What the exercise asks: Go through the listing and pick out each line with the word "aðrar" in it.

Supplied records:
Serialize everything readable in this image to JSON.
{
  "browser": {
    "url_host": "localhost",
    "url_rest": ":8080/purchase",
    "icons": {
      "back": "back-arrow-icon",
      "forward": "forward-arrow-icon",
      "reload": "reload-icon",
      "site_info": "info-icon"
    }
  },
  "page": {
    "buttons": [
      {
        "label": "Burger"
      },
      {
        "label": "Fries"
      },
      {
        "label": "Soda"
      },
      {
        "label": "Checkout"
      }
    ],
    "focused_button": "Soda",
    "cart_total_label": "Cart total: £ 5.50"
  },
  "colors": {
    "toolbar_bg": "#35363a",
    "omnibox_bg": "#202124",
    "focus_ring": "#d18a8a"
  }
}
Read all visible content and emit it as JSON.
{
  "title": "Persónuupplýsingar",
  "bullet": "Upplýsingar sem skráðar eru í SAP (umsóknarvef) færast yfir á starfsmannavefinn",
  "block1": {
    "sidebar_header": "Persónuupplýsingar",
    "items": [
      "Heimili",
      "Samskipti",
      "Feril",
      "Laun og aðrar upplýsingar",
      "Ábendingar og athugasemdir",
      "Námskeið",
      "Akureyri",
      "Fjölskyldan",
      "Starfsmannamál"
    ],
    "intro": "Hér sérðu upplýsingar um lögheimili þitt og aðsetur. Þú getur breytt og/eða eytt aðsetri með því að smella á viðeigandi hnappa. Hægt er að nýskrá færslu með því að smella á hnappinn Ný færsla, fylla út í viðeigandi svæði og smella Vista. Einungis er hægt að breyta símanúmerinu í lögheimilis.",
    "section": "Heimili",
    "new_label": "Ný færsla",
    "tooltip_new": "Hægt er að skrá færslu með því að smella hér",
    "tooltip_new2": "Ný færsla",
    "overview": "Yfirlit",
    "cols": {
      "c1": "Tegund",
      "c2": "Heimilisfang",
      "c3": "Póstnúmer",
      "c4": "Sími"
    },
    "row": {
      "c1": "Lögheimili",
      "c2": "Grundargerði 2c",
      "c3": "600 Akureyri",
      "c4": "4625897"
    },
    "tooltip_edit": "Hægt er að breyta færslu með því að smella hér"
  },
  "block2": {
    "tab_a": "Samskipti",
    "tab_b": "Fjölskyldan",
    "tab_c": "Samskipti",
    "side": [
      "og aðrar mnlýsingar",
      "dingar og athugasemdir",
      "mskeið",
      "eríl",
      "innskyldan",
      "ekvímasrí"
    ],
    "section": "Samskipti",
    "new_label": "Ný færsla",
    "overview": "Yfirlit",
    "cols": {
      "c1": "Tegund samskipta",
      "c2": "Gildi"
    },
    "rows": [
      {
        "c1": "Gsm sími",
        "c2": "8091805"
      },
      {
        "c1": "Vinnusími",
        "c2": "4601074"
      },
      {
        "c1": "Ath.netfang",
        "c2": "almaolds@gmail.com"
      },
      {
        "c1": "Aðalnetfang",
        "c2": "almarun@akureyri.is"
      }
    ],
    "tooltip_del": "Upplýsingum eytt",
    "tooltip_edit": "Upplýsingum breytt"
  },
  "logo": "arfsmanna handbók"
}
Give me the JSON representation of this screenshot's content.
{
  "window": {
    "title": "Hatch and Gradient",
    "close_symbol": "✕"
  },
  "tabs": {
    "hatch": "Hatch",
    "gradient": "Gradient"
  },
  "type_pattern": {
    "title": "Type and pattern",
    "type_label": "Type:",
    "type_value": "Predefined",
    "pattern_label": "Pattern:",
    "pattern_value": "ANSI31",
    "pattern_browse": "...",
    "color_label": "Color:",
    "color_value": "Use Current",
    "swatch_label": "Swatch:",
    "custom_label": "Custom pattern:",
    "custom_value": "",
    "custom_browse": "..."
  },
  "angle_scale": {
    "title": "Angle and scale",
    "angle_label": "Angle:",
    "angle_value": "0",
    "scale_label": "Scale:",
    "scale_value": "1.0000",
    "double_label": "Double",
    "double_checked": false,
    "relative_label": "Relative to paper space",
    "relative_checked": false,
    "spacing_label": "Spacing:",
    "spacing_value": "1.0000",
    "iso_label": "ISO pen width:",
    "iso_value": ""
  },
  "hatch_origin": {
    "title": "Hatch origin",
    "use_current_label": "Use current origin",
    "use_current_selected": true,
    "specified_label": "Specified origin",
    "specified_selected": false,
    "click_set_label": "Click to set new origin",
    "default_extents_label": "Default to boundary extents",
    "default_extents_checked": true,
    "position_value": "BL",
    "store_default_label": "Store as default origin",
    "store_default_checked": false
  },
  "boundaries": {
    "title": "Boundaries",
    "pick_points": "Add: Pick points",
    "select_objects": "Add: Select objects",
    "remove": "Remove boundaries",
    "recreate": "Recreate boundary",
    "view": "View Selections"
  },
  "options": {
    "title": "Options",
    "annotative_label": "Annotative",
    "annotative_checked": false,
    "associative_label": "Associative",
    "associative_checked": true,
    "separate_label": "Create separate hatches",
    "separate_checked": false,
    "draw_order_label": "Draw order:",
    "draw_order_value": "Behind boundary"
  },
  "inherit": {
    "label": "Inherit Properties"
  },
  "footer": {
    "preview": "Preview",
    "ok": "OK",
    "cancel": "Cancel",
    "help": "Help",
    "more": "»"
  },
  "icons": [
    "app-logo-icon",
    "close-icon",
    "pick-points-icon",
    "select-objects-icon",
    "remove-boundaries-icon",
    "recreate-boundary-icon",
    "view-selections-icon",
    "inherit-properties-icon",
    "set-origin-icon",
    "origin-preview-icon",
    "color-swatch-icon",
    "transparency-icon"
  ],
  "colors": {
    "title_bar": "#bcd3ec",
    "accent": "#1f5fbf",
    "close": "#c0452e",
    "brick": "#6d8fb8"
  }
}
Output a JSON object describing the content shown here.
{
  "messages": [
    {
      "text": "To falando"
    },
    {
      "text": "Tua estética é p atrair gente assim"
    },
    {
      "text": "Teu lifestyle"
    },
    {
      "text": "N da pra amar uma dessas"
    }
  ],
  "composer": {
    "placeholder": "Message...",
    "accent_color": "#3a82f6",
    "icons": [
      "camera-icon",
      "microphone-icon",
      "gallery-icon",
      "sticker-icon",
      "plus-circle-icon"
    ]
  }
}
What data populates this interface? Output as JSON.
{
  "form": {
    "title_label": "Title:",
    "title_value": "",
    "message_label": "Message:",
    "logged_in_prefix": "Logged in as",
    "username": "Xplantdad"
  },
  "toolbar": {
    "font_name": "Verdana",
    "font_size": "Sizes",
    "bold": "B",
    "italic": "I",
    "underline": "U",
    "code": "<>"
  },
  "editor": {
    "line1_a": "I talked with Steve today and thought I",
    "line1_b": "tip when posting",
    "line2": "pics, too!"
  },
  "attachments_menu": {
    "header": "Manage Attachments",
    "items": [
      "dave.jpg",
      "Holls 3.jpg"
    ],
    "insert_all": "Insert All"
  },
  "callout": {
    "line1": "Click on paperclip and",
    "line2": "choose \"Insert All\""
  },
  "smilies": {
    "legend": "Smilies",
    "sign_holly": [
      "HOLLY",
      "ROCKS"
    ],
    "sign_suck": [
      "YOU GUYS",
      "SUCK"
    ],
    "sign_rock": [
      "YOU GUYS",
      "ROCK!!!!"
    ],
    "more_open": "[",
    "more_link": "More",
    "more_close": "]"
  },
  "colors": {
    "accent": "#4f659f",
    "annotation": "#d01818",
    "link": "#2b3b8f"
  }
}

Expected answer:
      "Laun og aðrar upplýsingar",
      "og aðrar mnlýsingar",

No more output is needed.